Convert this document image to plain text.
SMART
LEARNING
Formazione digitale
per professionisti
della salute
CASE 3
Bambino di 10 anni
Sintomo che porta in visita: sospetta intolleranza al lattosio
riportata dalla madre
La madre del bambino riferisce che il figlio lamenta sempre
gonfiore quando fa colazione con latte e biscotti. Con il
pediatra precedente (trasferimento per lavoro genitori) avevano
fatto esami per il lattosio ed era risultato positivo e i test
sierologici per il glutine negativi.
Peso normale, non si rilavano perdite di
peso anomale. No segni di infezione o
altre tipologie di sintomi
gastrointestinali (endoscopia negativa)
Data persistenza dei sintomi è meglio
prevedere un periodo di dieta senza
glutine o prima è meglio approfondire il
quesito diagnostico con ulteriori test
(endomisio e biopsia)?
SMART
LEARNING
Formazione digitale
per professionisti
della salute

■ ■ ■ ■ ■

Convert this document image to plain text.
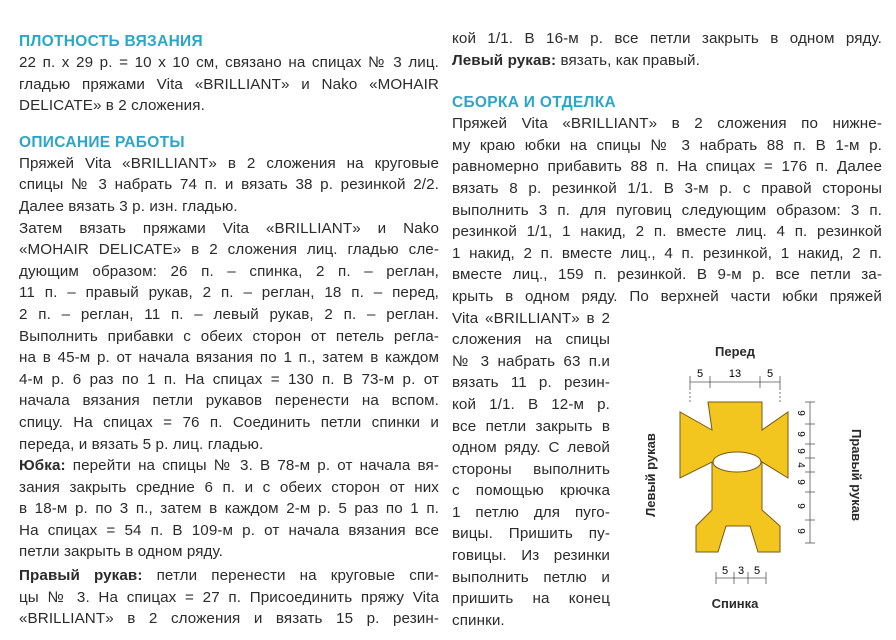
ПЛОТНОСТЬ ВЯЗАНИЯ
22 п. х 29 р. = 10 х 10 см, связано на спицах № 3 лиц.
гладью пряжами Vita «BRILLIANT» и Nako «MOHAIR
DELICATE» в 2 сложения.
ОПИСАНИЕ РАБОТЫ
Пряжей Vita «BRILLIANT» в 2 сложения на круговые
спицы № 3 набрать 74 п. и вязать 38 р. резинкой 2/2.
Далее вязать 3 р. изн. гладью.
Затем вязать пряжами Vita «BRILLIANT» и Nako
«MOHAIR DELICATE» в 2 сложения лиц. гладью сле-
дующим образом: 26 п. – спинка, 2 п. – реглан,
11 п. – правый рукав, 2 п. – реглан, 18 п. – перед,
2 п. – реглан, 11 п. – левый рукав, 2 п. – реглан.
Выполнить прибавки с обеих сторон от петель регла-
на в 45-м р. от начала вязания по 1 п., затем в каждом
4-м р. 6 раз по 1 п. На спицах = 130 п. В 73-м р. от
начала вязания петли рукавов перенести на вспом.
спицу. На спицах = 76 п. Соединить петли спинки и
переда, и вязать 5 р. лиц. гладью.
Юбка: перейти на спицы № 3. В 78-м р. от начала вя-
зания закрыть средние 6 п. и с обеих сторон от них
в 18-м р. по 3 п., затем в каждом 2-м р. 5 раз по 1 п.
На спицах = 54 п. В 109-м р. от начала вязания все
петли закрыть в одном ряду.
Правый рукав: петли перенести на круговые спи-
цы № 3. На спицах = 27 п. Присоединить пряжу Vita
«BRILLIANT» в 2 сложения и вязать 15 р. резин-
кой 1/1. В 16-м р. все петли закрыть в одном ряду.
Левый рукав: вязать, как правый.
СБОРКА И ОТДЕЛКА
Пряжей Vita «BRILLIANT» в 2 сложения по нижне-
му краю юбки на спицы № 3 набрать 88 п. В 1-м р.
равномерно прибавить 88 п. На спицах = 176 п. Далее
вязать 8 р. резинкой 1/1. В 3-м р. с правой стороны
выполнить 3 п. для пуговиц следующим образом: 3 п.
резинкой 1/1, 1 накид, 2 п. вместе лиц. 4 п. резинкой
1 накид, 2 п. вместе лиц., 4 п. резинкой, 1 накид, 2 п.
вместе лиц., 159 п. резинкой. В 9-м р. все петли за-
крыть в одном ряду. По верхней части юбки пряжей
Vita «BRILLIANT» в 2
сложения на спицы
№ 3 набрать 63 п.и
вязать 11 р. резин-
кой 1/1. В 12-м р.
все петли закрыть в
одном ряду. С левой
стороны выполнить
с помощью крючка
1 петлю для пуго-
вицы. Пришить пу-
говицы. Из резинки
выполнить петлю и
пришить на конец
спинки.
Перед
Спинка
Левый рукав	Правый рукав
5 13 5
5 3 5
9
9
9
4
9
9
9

■ ■ ■ ■ ■

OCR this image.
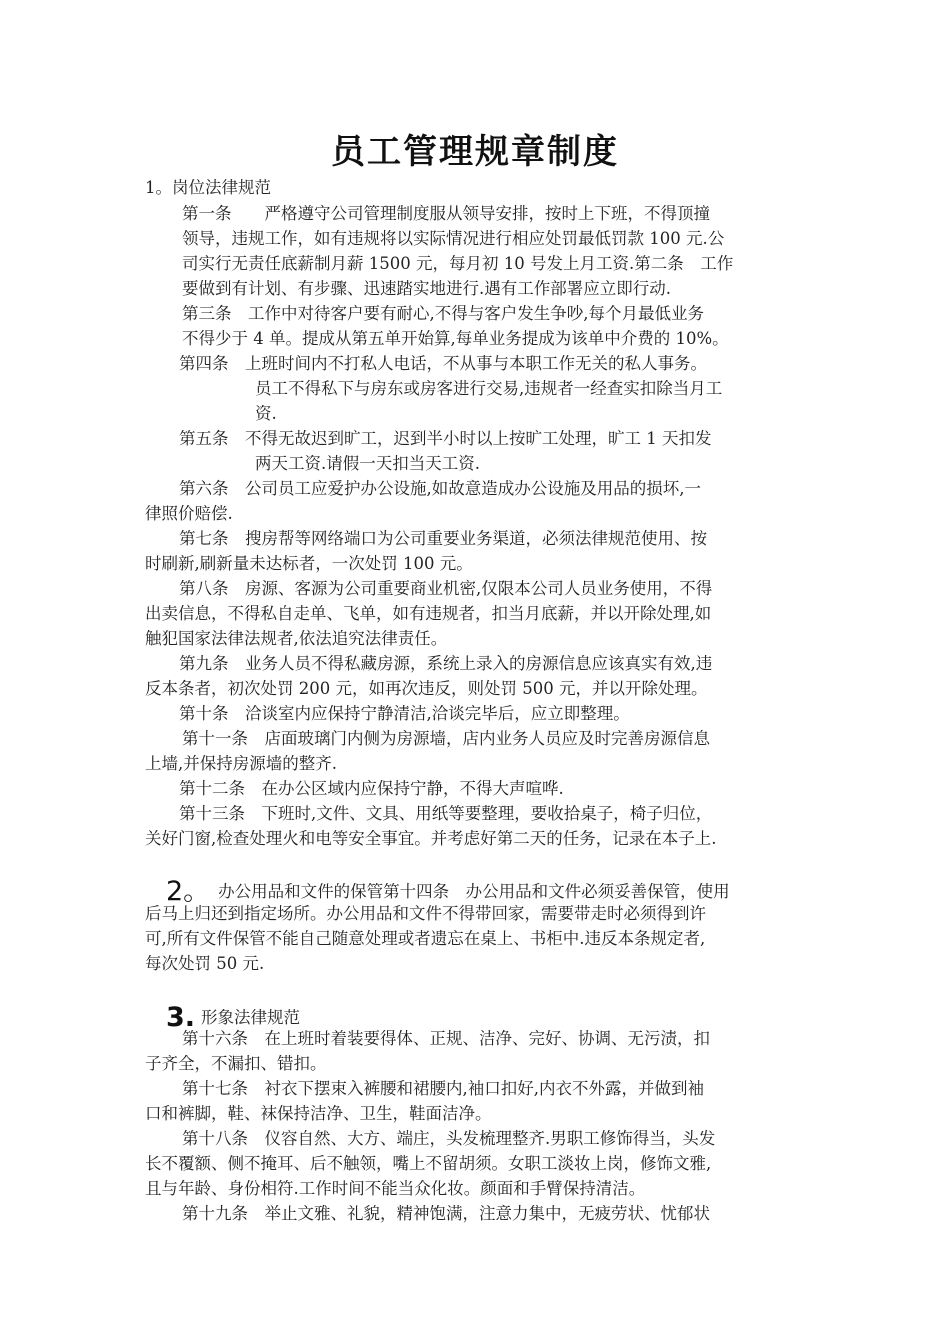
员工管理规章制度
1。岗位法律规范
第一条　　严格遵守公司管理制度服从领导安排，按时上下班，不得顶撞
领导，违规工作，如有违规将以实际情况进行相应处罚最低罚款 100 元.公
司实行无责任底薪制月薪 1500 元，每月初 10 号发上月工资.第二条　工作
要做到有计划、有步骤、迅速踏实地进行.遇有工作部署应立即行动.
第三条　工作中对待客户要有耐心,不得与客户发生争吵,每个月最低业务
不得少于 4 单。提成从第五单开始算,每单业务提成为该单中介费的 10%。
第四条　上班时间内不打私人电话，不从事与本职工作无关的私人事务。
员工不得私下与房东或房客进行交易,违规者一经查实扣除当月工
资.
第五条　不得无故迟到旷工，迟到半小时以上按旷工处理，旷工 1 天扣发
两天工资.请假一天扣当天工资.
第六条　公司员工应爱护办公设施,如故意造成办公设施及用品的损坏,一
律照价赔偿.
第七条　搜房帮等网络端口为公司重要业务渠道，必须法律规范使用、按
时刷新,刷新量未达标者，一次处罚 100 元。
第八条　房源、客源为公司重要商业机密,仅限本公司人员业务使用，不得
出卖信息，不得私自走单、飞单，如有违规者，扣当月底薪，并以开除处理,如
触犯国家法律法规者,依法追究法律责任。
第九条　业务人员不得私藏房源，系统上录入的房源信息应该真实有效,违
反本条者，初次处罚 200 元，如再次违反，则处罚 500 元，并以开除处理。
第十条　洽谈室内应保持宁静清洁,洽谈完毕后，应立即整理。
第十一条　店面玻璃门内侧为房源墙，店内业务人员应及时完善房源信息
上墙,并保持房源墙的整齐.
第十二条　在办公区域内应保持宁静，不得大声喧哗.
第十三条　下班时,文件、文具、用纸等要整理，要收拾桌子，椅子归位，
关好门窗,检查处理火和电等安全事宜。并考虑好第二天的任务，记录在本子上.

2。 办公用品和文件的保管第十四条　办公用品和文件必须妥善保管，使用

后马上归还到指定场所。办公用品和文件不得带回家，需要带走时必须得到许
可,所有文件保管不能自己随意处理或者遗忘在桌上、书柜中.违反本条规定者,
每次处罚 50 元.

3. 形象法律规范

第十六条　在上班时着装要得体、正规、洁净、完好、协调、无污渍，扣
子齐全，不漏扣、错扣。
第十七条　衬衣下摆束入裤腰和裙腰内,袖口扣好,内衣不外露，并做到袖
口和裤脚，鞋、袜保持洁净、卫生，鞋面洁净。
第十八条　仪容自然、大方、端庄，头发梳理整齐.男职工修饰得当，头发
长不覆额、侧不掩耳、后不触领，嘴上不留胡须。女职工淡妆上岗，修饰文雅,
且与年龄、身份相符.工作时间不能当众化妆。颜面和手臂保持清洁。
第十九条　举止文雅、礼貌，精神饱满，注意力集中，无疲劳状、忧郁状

■ ■ ■ ■ ■

▶ **What this task involves**: Among the lines above, how many contain the string "спицах"? State the number alone.

▶ **Finished answer**: 6